> [The problem]: Print the records below line for line, leaving out the pictures.

Records from a dataset

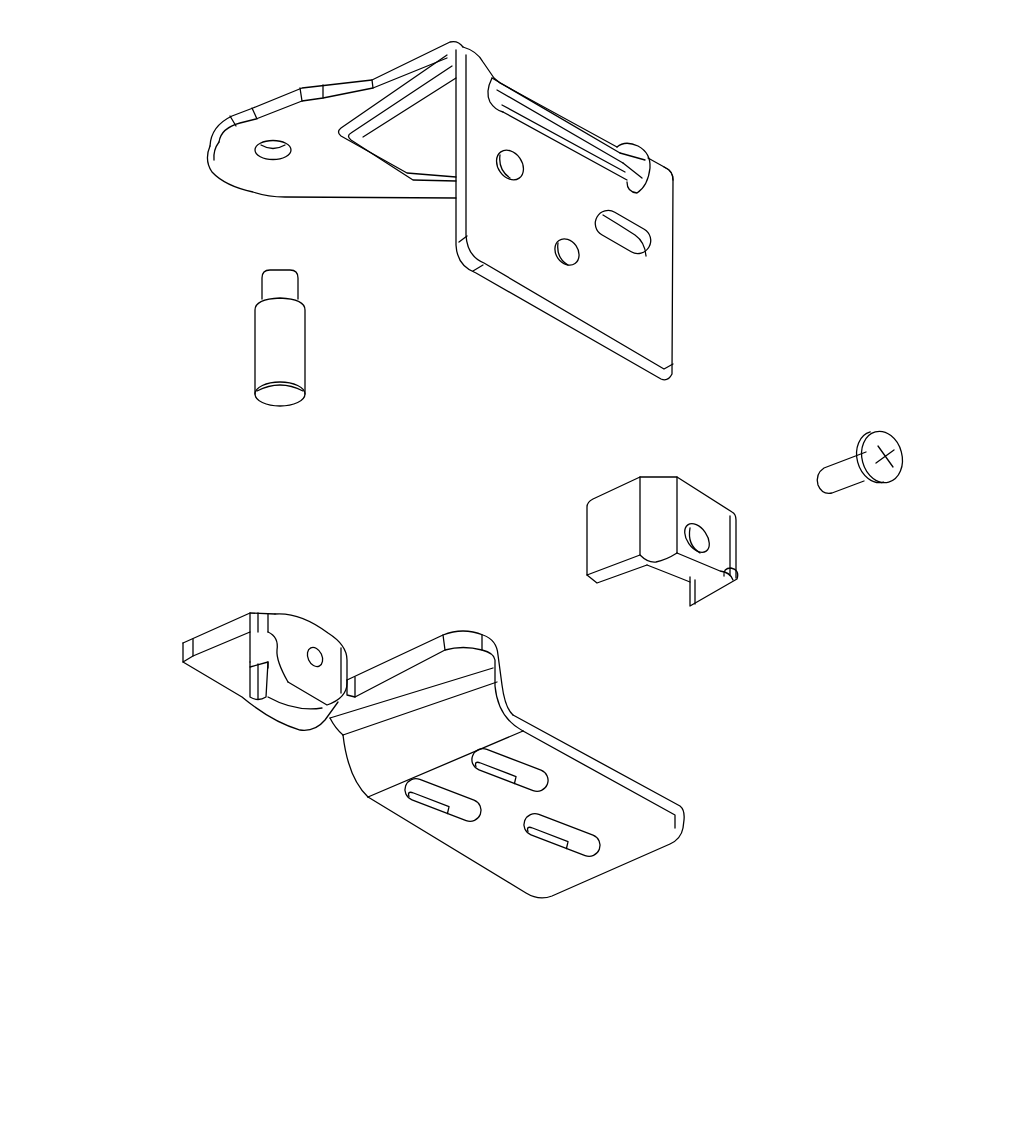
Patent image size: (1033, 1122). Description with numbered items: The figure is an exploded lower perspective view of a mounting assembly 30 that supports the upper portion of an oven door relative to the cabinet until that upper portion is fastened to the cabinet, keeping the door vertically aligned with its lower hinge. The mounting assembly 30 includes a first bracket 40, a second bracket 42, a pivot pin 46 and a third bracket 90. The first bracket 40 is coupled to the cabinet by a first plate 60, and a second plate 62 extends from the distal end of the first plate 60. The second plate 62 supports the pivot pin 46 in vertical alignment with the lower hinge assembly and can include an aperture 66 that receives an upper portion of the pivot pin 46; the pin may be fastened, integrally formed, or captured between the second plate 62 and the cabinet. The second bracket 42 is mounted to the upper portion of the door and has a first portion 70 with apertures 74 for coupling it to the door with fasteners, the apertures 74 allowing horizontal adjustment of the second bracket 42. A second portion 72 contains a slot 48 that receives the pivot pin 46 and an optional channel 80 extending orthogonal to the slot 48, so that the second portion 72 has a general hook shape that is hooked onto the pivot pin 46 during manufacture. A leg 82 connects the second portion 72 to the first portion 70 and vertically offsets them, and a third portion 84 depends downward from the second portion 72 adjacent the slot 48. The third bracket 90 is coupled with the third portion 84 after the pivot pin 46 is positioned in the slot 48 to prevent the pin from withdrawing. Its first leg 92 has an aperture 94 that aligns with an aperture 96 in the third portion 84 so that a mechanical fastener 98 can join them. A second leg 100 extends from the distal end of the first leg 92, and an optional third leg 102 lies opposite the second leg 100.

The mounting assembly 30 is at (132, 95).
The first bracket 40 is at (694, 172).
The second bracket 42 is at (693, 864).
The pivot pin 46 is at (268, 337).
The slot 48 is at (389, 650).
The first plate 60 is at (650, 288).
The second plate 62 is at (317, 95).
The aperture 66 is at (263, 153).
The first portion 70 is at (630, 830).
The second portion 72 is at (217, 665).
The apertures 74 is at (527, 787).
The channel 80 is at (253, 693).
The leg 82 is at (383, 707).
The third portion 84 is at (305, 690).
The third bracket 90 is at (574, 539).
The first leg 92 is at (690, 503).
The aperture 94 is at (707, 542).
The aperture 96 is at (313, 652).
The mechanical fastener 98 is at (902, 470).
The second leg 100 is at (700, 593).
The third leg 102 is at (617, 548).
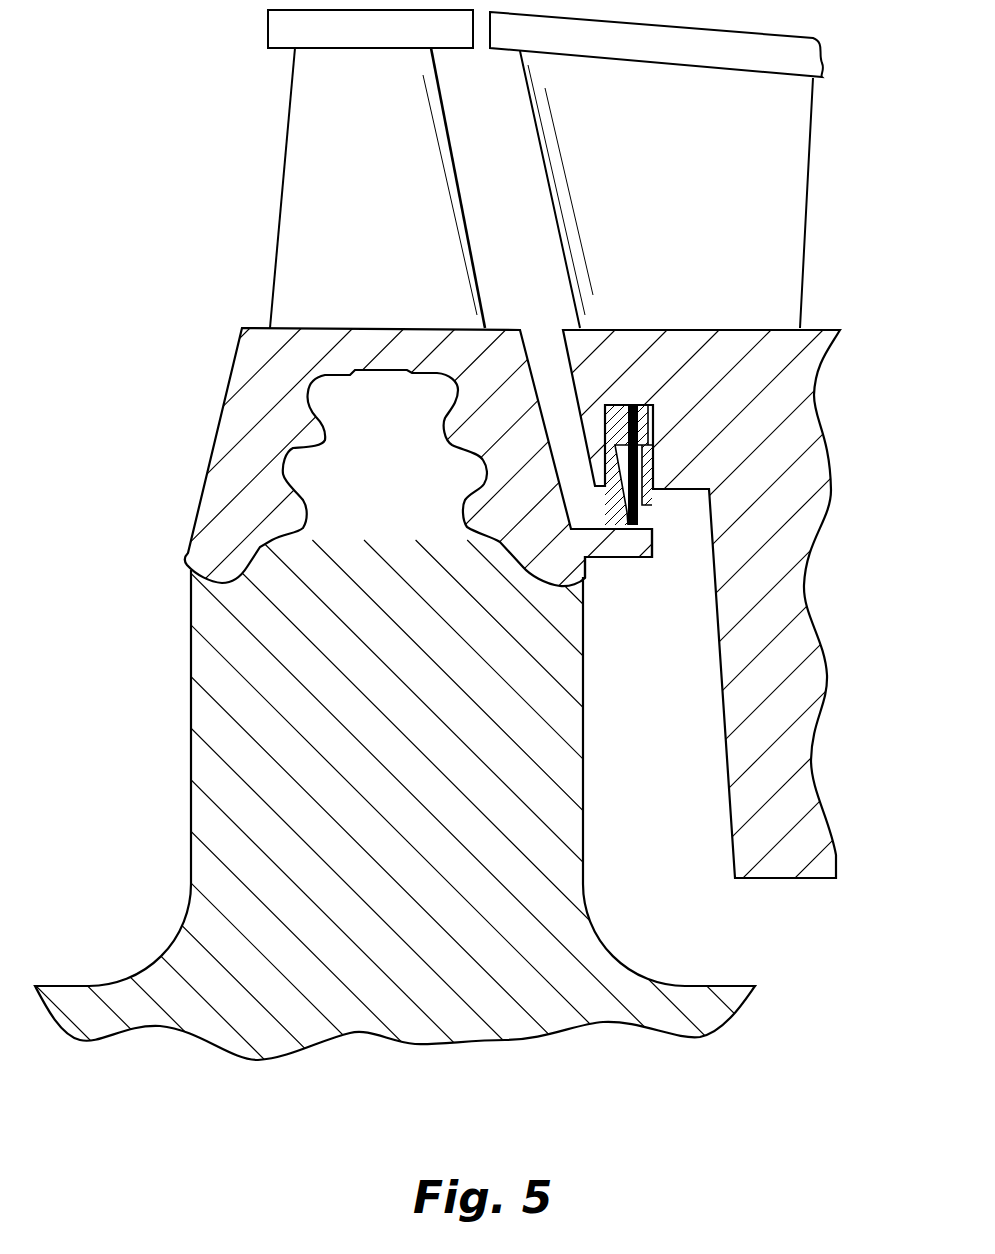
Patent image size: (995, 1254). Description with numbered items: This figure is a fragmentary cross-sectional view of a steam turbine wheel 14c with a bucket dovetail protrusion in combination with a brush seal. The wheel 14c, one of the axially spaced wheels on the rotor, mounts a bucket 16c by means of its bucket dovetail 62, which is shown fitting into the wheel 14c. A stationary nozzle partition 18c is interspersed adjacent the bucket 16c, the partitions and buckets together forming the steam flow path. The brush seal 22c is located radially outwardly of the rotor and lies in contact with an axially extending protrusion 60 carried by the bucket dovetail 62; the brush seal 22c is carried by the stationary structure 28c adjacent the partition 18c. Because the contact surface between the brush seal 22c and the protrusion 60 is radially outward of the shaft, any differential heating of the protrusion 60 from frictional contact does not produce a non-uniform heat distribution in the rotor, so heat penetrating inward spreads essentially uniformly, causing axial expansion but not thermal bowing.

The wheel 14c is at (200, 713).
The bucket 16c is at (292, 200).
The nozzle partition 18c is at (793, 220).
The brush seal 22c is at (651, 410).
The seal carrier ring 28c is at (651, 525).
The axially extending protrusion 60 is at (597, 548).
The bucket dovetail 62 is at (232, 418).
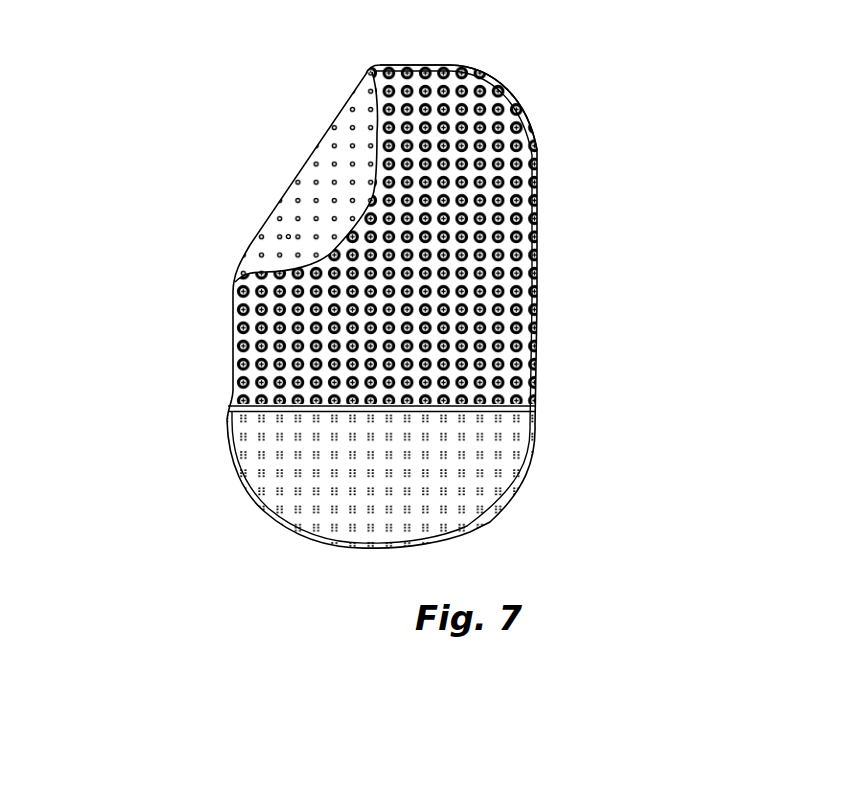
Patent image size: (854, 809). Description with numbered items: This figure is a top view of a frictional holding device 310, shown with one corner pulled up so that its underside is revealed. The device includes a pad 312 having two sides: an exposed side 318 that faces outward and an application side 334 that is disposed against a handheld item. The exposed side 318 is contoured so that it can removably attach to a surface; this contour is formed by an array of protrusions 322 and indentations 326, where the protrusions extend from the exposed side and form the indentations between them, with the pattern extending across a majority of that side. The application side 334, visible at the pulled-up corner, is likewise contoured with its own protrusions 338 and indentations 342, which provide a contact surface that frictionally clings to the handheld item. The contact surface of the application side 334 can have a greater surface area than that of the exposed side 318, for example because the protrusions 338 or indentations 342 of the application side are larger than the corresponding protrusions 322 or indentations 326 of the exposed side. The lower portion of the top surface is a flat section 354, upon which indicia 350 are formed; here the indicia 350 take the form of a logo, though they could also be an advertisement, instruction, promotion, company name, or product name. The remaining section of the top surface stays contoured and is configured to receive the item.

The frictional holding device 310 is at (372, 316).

> [Final answer]:
Patent image size: (1033, 1122). Description with numbered items: The figure is an exploded lower perspective view of a mounting assembly 30 that supports the upper portion of an oven door relative to the cabinet until that upper portion is fastened to the cabinet, keeping the door vertically aligned with its lower hinge. The mounting assembly 30 includes a first bracket 40, a second bracket 42, a pivot pin 46 and a third bracket 90. The first bracket 40 is coupled to the cabinet by a first plate 60, and a second plate 62 extends from the distal end of the first plate 60. The second plate 62 supports the pivot pin 46 in vertical alignment with the lower hinge assembly and can include an aperture 66 that receives an upper portion of the pivot pin 46; the pin may be fastened, integrally formed, or captured between the second plate 62 and the cabinet. The second bracket 42 is mounted to the upper portion of the door and has a first portion 70 with apertures 74 for coupling it to the door with fasteners, the apertures 74 allowing horizontal adjustment of the second bracket 42. A second portion 72 contains a slot 48 that receives the pivot pin 46 and an optional channel 80 extending orthogonal to the slot 48, so that the second portion 72 has a general hook shape that is hooked onto the pivot pin 46 during manufacture. A leg 82 connects the second portion 72 to the first portion 70 and vertically offsets them, and a third portion 84 depends downward from the second portion 72 adjacent the slot 48. The third bracket 90 is coupled with the third portion 84 after the pivot pin 46 is positioned in the slot 48 to prevent the pin from withdrawing. Its first leg 92 has an aperture 94 that aligns with an aperture 96 in the third portion 84 so that a mechanical fastener 98 can join them. A second leg 100 extends from the distal end of the first leg 92, and an optional third leg 102 lies opposite the second leg 100.

The mounting assembly 30 is at (132, 95).
The first bracket 40 is at (694, 172).
The second bracket 42 is at (693, 864).
The pivot pin 46 is at (268, 337).
The slot 48 is at (389, 650).
The first plate 60 is at (650, 288).
The second plate 62 is at (317, 95).
The aperture 66 is at (263, 153).
The first portion 70 is at (630, 830).
The second portion 72 is at (217, 665).
The apertures 74 is at (527, 787).
The channel 80 is at (253, 693).
The leg 82 is at (383, 707).
The third portion 84 is at (305, 690).
The third bracket 90 is at (574, 539).
The first leg 92 is at (690, 503).
The aperture 94 is at (707, 542).
The aperture 96 is at (313, 652).
The mechanical fastener 98 is at (902, 470).
The second leg 100 is at (700, 593).
The third leg 102 is at (617, 548).
Patent image size: (995, 1254). Description with numbered items: This figure is a fragmentary cross-sectional view of a steam turbine wheel 14c with a bucket dovetail protrusion in combination with a brush seal. The wheel 14c, one of the axially spaced wheels on the rotor, mounts a bucket 16c by means of its bucket dovetail 62, which is shown fitting into the wheel 14c. A stationary nozzle partition 18c is interspersed adjacent the bucket 16c, the partitions and buckets together forming the steam flow path. The brush seal 22c is located radially outwardly of the rotor and lies in contact with an axially extending protrusion 60 carried by the bucket dovetail 62; the brush seal 22c is carried by the stationary structure 28c adjacent the partition 18c. Because the contact surface between the brush seal 22c and the protrusion 60 is radially outward of the shaft, any differential heating of the protrusion 60 from frictional contact does not produce a non-uniform heat distribution in the rotor, so heat penetrating inward spreads essentially uniformly, causing axial expansion but not thermal bowing.

The wheel 14c is at (200, 713).
The bucket 16c is at (292, 200).
The nozzle partition 18c is at (793, 220).
The brush seal 22c is at (651, 410).
The seal carrier ring 28c is at (651, 525).
The axially extending protrusion 60 is at (597, 548).
The bucket dovetail 62 is at (232, 418).
Patent image size: (854, 809). Description with numbered items: This figure is a top view of a frictional holding device 310, shown with one corner pulled up so that its underside is revealed. The device includes a pad 312 having two sides: an exposed side 318 that faces outward and an application side 334 that is disposed against a handheld item. The exposed side 318 is contoured so that it can removably attach to a surface; this contour is formed by an array of protrusions 322 and indentations 326, where the protrusions extend from the exposed side and form the indentations between them, with the pattern extending across a majority of that side. The application side 334, visible at the pulled-up corner, is likewise contoured with its own protrusions 338 and indentations 342, which provide a contact surface that frictionally clings to the handheld item. The contact surface of the application side 334 can have a greater surface area than that of the exposed side 318, for example because the protrusions 338 or indentations 342 of the application side are larger than the corresponding protrusions 322 or indentations 326 of the exposed side. The lower portion of the top surface is a flat section 354, upon which indicia 350 are formed; here the indicia 350 take the form of a logo, though they could also be an advertisement, instruction, promotion, company name, or product name. The remaining section of the top surface stays contoured and is configured to receive the item.

The frictional holding device 310 is at (372, 316).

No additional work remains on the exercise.